# Start of Exercise input

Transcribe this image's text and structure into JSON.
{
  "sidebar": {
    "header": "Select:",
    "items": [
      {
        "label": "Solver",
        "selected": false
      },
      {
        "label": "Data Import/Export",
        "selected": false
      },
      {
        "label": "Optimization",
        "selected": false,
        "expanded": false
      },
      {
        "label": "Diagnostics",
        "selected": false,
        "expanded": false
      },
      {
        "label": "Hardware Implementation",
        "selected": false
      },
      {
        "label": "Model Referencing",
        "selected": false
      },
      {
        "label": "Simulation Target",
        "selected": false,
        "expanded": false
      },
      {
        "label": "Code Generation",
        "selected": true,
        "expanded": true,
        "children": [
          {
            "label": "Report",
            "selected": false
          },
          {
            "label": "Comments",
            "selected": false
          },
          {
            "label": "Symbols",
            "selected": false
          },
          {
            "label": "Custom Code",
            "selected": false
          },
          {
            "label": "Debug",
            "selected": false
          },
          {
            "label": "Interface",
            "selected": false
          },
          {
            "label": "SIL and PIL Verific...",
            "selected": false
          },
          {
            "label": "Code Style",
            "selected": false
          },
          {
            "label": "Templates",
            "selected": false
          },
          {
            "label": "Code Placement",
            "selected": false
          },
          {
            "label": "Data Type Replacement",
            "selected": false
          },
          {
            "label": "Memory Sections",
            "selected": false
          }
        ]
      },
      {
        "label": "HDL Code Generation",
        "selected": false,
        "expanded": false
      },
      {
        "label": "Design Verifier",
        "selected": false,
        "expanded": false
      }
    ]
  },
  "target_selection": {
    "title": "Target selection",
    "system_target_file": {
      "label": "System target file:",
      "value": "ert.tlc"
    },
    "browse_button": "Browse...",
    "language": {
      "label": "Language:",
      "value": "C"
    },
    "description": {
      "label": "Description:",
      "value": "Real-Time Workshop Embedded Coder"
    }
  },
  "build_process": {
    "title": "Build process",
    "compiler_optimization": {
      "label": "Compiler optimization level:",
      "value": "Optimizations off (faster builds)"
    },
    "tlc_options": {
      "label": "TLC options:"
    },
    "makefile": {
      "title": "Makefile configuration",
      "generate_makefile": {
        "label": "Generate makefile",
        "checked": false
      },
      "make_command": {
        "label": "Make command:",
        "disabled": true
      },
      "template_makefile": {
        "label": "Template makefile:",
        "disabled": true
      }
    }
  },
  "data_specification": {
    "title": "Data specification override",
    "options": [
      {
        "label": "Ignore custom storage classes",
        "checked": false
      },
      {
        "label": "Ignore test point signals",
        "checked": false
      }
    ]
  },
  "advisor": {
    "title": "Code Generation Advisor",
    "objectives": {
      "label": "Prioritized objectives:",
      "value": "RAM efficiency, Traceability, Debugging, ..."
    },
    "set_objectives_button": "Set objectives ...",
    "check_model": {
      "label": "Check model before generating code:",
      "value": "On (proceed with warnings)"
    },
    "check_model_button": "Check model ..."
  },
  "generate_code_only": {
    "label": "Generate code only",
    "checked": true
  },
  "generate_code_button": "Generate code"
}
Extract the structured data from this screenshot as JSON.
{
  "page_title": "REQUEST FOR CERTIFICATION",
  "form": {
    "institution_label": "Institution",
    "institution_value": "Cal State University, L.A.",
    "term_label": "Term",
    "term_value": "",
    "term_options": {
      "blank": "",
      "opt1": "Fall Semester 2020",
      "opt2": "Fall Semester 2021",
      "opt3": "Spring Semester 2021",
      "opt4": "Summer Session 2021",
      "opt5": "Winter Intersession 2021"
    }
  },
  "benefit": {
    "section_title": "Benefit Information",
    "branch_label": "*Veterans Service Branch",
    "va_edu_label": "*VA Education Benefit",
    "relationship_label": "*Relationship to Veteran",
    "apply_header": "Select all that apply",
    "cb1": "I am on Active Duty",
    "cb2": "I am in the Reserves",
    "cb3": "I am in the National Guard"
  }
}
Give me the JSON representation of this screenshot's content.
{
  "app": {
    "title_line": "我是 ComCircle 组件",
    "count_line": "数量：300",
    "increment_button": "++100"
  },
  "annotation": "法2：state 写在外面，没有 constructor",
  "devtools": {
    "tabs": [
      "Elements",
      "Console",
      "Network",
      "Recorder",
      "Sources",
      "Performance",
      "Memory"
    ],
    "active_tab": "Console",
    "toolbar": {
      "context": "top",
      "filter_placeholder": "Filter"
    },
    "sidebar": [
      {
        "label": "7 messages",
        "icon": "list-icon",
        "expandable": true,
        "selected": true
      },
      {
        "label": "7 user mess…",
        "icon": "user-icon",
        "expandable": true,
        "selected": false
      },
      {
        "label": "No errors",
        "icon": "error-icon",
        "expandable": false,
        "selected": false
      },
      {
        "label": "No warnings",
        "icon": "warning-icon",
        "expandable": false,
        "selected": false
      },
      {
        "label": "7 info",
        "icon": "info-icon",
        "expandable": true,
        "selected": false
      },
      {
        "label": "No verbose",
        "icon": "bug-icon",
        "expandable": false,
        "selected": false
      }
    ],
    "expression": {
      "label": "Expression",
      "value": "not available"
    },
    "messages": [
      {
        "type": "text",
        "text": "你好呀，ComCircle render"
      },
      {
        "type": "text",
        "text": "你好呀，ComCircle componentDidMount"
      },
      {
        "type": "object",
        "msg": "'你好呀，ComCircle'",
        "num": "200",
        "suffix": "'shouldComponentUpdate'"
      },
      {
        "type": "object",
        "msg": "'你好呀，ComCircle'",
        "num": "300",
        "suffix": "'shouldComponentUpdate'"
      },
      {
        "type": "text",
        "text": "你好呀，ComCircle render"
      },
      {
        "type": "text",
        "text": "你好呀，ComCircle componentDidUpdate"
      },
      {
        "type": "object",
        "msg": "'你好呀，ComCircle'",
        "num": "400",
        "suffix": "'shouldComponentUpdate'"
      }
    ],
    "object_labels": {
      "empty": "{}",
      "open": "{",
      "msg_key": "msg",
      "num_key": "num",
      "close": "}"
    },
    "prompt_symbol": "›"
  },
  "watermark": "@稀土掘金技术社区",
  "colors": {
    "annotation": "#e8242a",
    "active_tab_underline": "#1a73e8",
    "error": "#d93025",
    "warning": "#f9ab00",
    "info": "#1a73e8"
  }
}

# End of Exercise input

> **Task directions**: State how many lines in the records above contain the word "objectives", and give only that number.

> **Written answer**: 3